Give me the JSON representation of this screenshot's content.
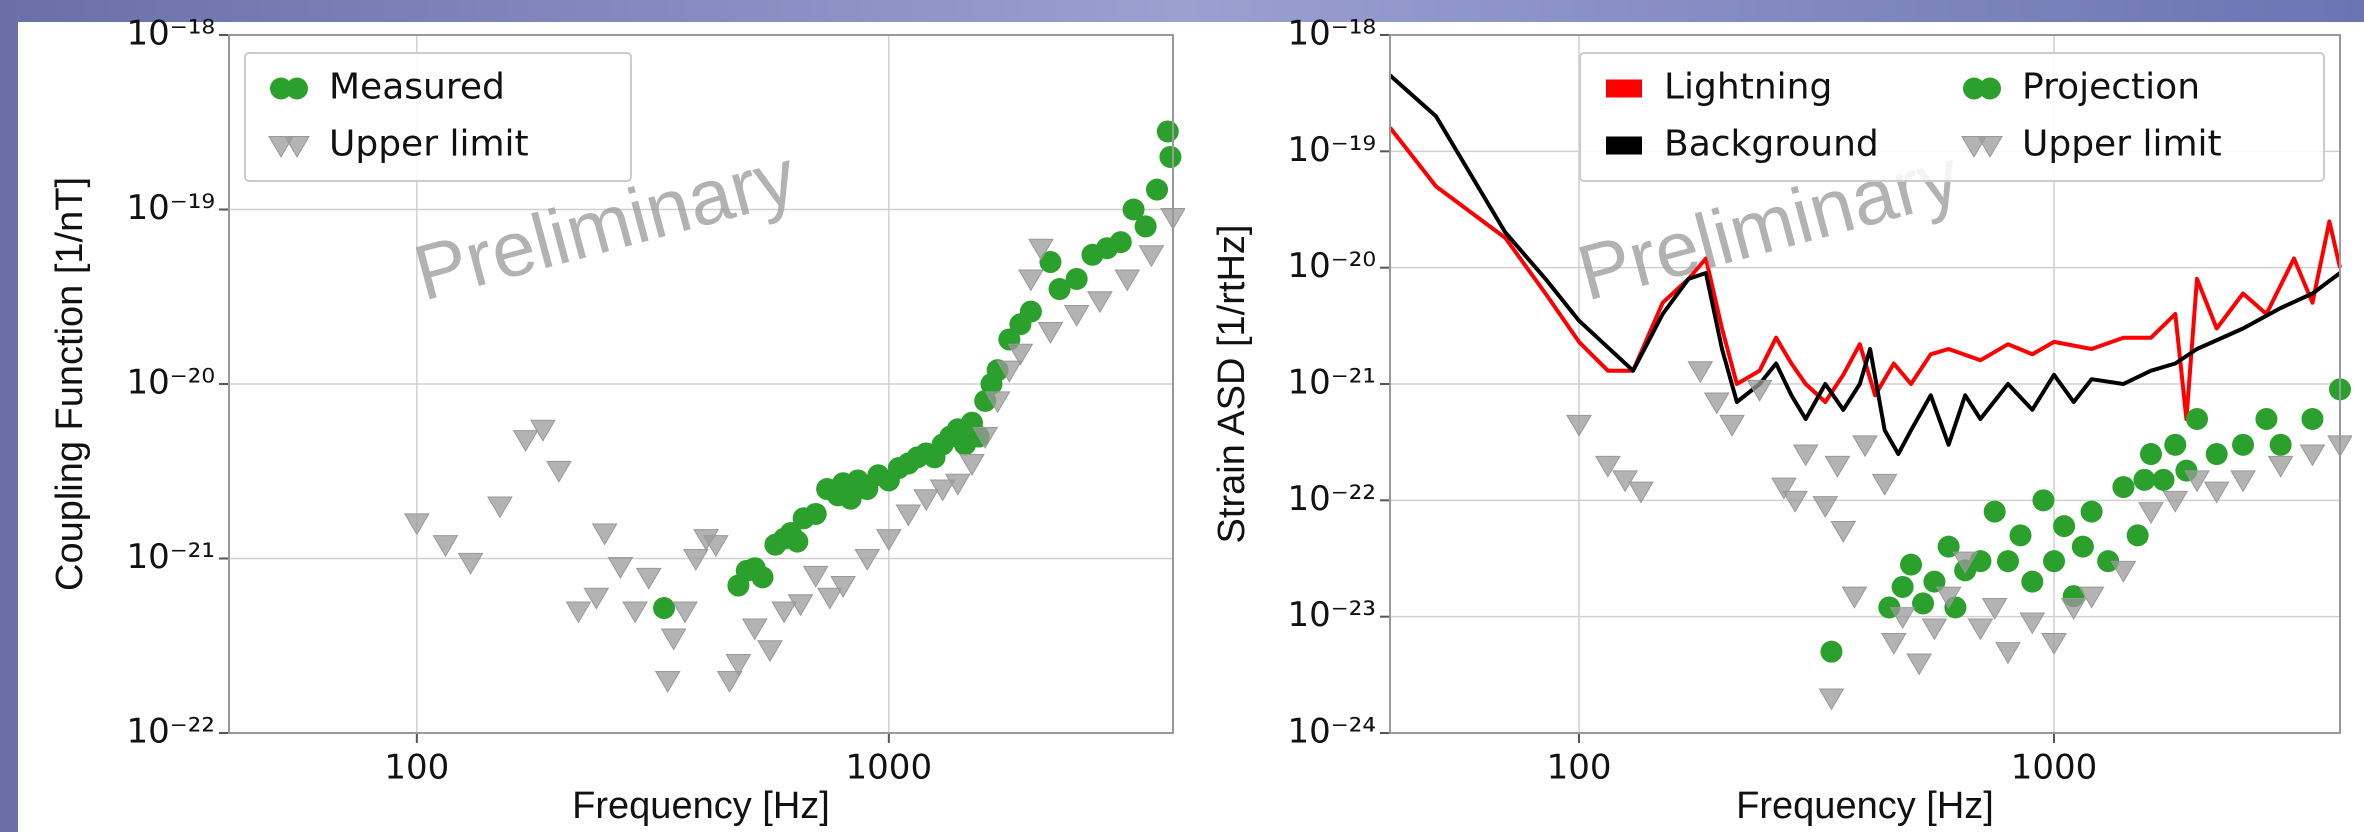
{
  "chart_data": [
    {
      "type": "scatter",
      "xlabel": "Frequency [Hz]",
      "ylabel": "Coupling Function [1/nT]",
      "watermark": "Preliminary",
      "xscale": "log",
      "yscale": "log",
      "grid": true,
      "legend_loc": "upper left",
      "legend_ncol": 1,
      "xlim": [
        40,
        4000
      ],
      "xticks": [
        100,
        1000
      ],
      "ylim": [
        1e-22,
        1e-18
      ],
      "yticks": [
        {
          "value": 1e-22,
          "label": "10⁻²²"
        },
        {
          "value": 1e-21,
          "label": "10⁻²¹"
        },
        {
          "value": 1e-20,
          "label": "10⁻²⁰"
        },
        {
          "value": 1e-19,
          "label": "10⁻¹⁹"
        },
        {
          "value": 1e-18,
          "label": "10⁻¹⁸"
        }
      ],
      "series": [
        {
          "name": "Measured",
          "color": "#2ca02c",
          "marker": "o",
          "x": [
            334,
            480,
            500,
            520,
            540,
            575,
            600,
            620,
            640,
            660,
            700,
            740,
            780,
            800,
            830,
            860,
            900,
            950,
            1000,
            1050,
            1100,
            1150,
            1200,
            1250,
            1300,
            1350,
            1400,
            1450,
            1500,
            1550,
            1600,
            1650,
            1700,
            1800,
            1900,
            2000,
            2200,
            2300,
            2500,
            2700,
            2900,
            3100,
            3300,
            3500,
            3700,
            3900,
            3950
          ],
          "values": [
            5.2e-22,
            7e-22,
            8.5e-22,
            8.8e-22,
            7.8e-22,
            1.2e-21,
            1.3e-21,
            1.4e-21,
            1.25e-21,
            1.7e-21,
            1.8e-21,
            2.5e-21,
            2.3e-21,
            2.7e-21,
            2.2e-21,
            2.8e-21,
            2.5e-21,
            3e-21,
            2.8e-21,
            3.3e-21,
            3.5e-21,
            3.8e-21,
            4e-21,
            3.8e-21,
            4.5e-21,
            5e-21,
            5.5e-21,
            4.5e-21,
            6e-21,
            5e-21,
            8e-21,
            1e-20,
            1.2e-20,
            1.8e-20,
            2.2e-20,
            2.6e-20,
            5e-20,
            3.5e-20,
            4e-20,
            5.5e-20,
            6e-20,
            6.5e-20,
            1e-19,
            8e-20,
            1.3e-19,
            2.8e-19,
            2e-19
          ]
        },
        {
          "name": "Upper limit",
          "color": "#999999",
          "marker": "v",
          "x": [
            100,
            115,
            130,
            150,
            170,
            185,
            200,
            220,
            240,
            250,
            270,
            290,
            310,
            340,
            350,
            370,
            390,
            410,
            430,
            460,
            480,
            520,
            560,
            600,
            650,
            700,
            750,
            800,
            900,
            1000,
            1100,
            1200,
            1300,
            1400,
            1500,
            1600,
            1700,
            1800,
            1900,
            2000,
            2100,
            2200,
            2500,
            2800,
            3200,
            3600,
            4000
          ],
          "values": [
            1.6e-21,
            1.2e-21,
            9.5e-22,
            2e-21,
            4.8e-21,
            5.5e-21,
            3.2e-21,
            5e-22,
            6e-22,
            1.4e-21,
            9e-22,
            5e-22,
            7.8e-22,
            2e-22,
            3.5e-22,
            5e-22,
            1e-21,
            1.3e-21,
            1.2e-21,
            2e-22,
            2.5e-22,
            4e-22,
            3e-22,
            5e-22,
            5.5e-22,
            8e-22,
            6e-22,
            7e-22,
            1e-21,
            1.3e-21,
            1.8e-21,
            2.2e-21,
            2.5e-21,
            2.7e-21,
            3.5e-21,
            5e-21,
            8e-21,
            1.2e-20,
            1.5e-20,
            4e-20,
            6e-20,
            2e-20,
            2.5e-20,
            3e-20,
            4e-20,
            5.5e-20,
            9e-20
          ]
        }
      ]
    },
    {
      "type": "scatter",
      "xlabel": "Frequency [Hz]",
      "ylabel": "Strain ASD [1/rtHz]",
      "watermark": "Preliminary",
      "xscale": "log",
      "yscale": "log",
      "grid": true,
      "legend_loc": "upper right",
      "legend_ncol": 2,
      "xlim": [
        40,
        4000
      ],
      "xticks": [
        100,
        1000
      ],
      "ylim": [
        1e-24,
        1e-18
      ],
      "yticks": [
        {
          "value": 1e-24,
          "label": "10⁻²⁴"
        },
        {
          "value": 1e-23,
          "label": "10⁻²³"
        },
        {
          "value": 1e-22,
          "label": "10⁻²²"
        },
        {
          "value": 1e-21,
          "label": "10⁻²¹"
        },
        {
          "value": 1e-20,
          "label": "10⁻²⁰"
        },
        {
          "value": 1e-19,
          "label": "10⁻¹⁹"
        },
        {
          "value": 1e-18,
          "label": "10⁻¹⁸"
        }
      ],
      "series": [
        {
          "name": "Lightning",
          "color": "#ff0000",
          "type": "line",
          "x": [
            40,
            50,
            70,
            85,
            100,
            115,
            130,
            150,
            170,
            185,
            200,
            215,
            240,
            260,
            280,
            300,
            330,
            360,
            390,
            420,
            460,
            500,
            550,
            600,
            700,
            800,
            900,
            1000,
            1200,
            1400,
            1600,
            1800,
            1900,
            2000,
            2200,
            2500,
            2800,
            3200,
            3500,
            3800,
            4000
          ],
          "values": [
            1.6e-19,
            5e-20,
            1.8e-20,
            6e-21,
            2.3e-21,
            1.3e-21,
            1.3e-21,
            5e-21,
            8e-21,
            1.2e-20,
            3e-21,
            1e-21,
            1.3e-21,
            2.5e-21,
            1.5e-21,
            1e-21,
            7e-22,
            1.2e-21,
            2.2e-21,
            8e-22,
            1.5e-21,
            1e-21,
            1.8e-21,
            2e-21,
            1.6e-21,
            2.2e-21,
            1.8e-21,
            2.3e-21,
            2e-21,
            2.5e-21,
            2.5e-21,
            4e-21,
            5e-22,
            8e-21,
            3e-21,
            6e-21,
            4e-21,
            1.2e-20,
            5e-21,
            2.5e-20,
            1e-20
          ]
        },
        {
          "name": "Background",
          "color": "#000000",
          "type": "line",
          "x": [
            40,
            50,
            70,
            85,
            100,
            130,
            150,
            170,
            185,
            200,
            215,
            240,
            260,
            280,
            300,
            330,
            360,
            390,
            410,
            440,
            470,
            500,
            550,
            600,
            650,
            700,
            800,
            900,
            1000,
            1100,
            1200,
            1400,
            1600,
            1800,
            2000,
            2500,
            3000,
            3500,
            4000
          ],
          "values": [
            4.5e-19,
            2e-19,
            2e-20,
            8e-21,
            3.5e-21,
            1.3e-21,
            4e-21,
            8e-21,
            9e-21,
            2e-21,
            7e-22,
            1e-21,
            1.5e-21,
            8e-22,
            5e-22,
            1e-21,
            6e-22,
            1e-21,
            2e-21,
            4e-22,
            2.5e-22,
            4e-22,
            8e-22,
            3e-22,
            8e-22,
            5e-22,
            1e-21,
            6e-22,
            1.2e-21,
            7e-22,
            1.1e-21,
            1e-21,
            1.3e-21,
            1.5e-21,
            2e-21,
            3e-21,
            4.5e-21,
            6e-21,
            9e-21
          ]
        },
        {
          "name": "Projection",
          "color": "#2ca02c",
          "marker": "o",
          "x": [
            340,
            450,
            480,
            500,
            530,
            560,
            600,
            620,
            650,
            700,
            750,
            800,
            850,
            900,
            950,
            1000,
            1050,
            1100,
            1150,
            1200,
            1300,
            1400,
            1500,
            1550,
            1600,
            1700,
            1800,
            1900,
            2000,
            2200,
            2500,
            2800,
            3000,
            3500,
            4000
          ],
          "values": [
            5e-24,
            1.2e-23,
            1.8e-23,
            2.8e-23,
            1.3e-23,
            2e-23,
            4e-23,
            1.2e-23,
            2.5e-23,
            3e-23,
            8e-23,
            3e-23,
            5e-23,
            2e-23,
            1e-22,
            3e-23,
            6e-23,
            1.5e-23,
            4e-23,
            8e-23,
            3e-23,
            1.3e-22,
            5e-23,
            1.5e-22,
            2.5e-22,
            1.5e-22,
            3e-22,
            1.8e-22,
            5e-22,
            2.5e-22,
            3e-22,
            5e-22,
            3e-22,
            5e-22,
            9e-22
          ]
        },
        {
          "name": "Upper limit",
          "color": "#999999",
          "marker": "v",
          "x": [
            100,
            115,
            125,
            135,
            180,
            195,
            210,
            240,
            270,
            285,
            300,
            330,
            340,
            350,
            360,
            380,
            400,
            440,
            460,
            480,
            520,
            560,
            600,
            650,
            700,
            750,
            800,
            900,
            1000,
            1100,
            1200,
            1400,
            1600,
            1800,
            2000,
            2200,
            2500,
            3000,
            3500,
            4000
          ],
          "values": [
            4.5e-22,
            2e-22,
            1.5e-22,
            1.2e-22,
            1.3e-21,
            7e-22,
            4.5e-22,
            9e-22,
            1.3e-22,
            1e-22,
            2.5e-22,
            9e-23,
            2e-24,
            2e-22,
            5.5e-23,
            1.5e-23,
            3e-22,
            1.4e-22,
            6e-24,
            1e-23,
            4e-24,
            8e-24,
            1.5e-23,
            3e-23,
            8e-24,
            1.2e-23,
            5e-24,
            9e-24,
            6e-24,
            1.2e-23,
            1.5e-23,
            2.5e-23,
            8e-23,
            1e-22,
            1.5e-22,
            1.2e-22,
            1.5e-22,
            2e-22,
            2.5e-22,
            3e-22
          ]
        }
      ]
    }
  ]
}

- _Work to complete_: Tally up the lines with the word "name" in them, and answer with that number by itself.

- _The solution_: 6